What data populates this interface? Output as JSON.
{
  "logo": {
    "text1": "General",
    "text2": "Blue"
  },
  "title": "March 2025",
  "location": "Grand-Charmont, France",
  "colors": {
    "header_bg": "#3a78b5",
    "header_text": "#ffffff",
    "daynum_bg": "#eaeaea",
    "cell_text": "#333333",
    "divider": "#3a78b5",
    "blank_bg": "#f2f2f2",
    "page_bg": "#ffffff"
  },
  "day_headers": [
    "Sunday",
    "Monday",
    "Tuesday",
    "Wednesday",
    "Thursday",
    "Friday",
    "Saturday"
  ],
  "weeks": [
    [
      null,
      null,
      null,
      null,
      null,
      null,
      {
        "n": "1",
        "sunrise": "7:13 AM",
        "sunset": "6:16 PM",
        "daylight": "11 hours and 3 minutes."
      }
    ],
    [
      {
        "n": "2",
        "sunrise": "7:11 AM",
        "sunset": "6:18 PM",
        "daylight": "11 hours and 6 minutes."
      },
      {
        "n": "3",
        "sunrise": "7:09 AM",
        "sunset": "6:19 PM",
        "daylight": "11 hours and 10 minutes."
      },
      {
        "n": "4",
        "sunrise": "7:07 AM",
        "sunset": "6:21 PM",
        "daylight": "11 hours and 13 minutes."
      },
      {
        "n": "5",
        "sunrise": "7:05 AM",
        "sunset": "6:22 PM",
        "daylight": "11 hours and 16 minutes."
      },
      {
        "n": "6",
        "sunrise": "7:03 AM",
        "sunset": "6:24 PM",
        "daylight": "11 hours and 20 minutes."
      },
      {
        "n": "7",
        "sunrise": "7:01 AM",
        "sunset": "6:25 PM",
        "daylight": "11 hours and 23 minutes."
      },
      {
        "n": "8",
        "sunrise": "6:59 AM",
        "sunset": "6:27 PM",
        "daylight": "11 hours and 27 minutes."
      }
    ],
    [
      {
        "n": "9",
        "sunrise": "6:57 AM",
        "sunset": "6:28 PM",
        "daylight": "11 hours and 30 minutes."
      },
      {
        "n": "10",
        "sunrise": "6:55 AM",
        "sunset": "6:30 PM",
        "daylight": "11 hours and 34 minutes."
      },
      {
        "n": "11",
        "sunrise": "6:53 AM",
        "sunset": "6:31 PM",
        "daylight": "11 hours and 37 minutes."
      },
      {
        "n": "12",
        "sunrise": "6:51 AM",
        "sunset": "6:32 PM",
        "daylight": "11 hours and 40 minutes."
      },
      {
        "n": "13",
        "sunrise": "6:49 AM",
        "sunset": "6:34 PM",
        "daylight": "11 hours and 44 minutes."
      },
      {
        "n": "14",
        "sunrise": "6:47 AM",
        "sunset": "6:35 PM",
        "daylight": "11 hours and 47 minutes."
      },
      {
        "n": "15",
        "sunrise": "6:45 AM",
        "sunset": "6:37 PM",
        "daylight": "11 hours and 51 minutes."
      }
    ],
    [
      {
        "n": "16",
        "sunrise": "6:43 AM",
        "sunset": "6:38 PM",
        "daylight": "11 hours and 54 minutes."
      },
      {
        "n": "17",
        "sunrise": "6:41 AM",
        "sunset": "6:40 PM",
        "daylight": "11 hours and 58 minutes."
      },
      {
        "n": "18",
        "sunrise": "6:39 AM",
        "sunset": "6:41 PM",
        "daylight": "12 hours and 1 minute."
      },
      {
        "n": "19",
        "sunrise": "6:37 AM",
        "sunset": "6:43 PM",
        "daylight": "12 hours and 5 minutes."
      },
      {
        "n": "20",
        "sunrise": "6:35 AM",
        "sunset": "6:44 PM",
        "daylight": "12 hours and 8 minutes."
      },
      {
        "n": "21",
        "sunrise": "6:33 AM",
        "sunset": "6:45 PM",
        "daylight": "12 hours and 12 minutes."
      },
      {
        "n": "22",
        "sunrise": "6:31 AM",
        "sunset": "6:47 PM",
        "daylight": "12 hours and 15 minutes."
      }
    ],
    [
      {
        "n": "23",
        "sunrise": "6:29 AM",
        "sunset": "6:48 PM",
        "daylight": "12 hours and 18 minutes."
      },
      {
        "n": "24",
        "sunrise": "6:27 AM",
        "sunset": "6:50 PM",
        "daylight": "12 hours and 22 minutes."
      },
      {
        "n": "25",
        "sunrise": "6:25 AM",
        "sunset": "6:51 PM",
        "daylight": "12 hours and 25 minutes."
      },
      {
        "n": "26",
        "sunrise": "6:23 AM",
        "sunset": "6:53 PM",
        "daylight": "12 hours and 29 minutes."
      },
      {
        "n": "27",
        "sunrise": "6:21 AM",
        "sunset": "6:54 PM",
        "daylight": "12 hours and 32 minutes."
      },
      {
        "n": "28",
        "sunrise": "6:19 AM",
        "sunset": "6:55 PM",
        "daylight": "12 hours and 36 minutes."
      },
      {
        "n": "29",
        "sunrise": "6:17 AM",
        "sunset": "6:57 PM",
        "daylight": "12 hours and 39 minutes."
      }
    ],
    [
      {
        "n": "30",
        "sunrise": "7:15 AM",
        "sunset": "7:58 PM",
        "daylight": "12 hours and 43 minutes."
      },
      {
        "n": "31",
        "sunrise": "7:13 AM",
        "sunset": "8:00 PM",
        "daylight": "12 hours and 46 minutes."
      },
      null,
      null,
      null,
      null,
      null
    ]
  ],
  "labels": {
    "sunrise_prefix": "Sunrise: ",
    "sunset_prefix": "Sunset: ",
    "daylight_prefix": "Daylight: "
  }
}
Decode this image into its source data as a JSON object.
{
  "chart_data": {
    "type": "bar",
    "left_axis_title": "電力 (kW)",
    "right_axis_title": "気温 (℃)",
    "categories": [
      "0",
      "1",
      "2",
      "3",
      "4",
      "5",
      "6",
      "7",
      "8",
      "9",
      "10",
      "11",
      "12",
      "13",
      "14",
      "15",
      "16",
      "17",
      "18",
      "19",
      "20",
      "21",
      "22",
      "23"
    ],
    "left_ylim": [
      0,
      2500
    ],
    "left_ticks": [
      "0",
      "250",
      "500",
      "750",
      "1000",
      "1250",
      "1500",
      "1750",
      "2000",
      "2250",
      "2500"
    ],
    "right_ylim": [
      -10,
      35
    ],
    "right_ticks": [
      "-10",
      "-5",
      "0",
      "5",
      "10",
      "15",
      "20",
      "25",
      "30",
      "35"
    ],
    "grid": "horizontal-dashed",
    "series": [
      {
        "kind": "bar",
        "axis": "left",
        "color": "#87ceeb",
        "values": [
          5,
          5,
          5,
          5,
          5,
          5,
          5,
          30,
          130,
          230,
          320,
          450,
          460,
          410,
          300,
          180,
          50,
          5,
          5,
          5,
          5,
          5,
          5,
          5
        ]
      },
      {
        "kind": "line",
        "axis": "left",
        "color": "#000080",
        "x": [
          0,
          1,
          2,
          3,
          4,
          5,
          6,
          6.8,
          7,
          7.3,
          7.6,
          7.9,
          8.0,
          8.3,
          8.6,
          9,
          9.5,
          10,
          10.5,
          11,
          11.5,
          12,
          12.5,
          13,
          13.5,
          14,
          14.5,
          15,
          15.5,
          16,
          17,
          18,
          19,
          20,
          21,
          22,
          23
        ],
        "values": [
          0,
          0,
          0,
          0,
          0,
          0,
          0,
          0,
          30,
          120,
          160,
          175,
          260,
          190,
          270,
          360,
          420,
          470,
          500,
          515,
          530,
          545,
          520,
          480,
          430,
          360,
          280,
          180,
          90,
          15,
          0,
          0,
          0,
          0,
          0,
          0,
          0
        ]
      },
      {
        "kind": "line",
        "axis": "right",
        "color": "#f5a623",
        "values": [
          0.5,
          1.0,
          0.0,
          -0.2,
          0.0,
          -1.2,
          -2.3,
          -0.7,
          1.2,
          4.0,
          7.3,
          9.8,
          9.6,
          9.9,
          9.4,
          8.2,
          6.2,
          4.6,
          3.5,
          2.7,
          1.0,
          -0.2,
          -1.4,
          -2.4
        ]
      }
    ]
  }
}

Given instruction: A number is the only answer here: how many lines of the material above contain "JSON"?

Answer to the exercise: 2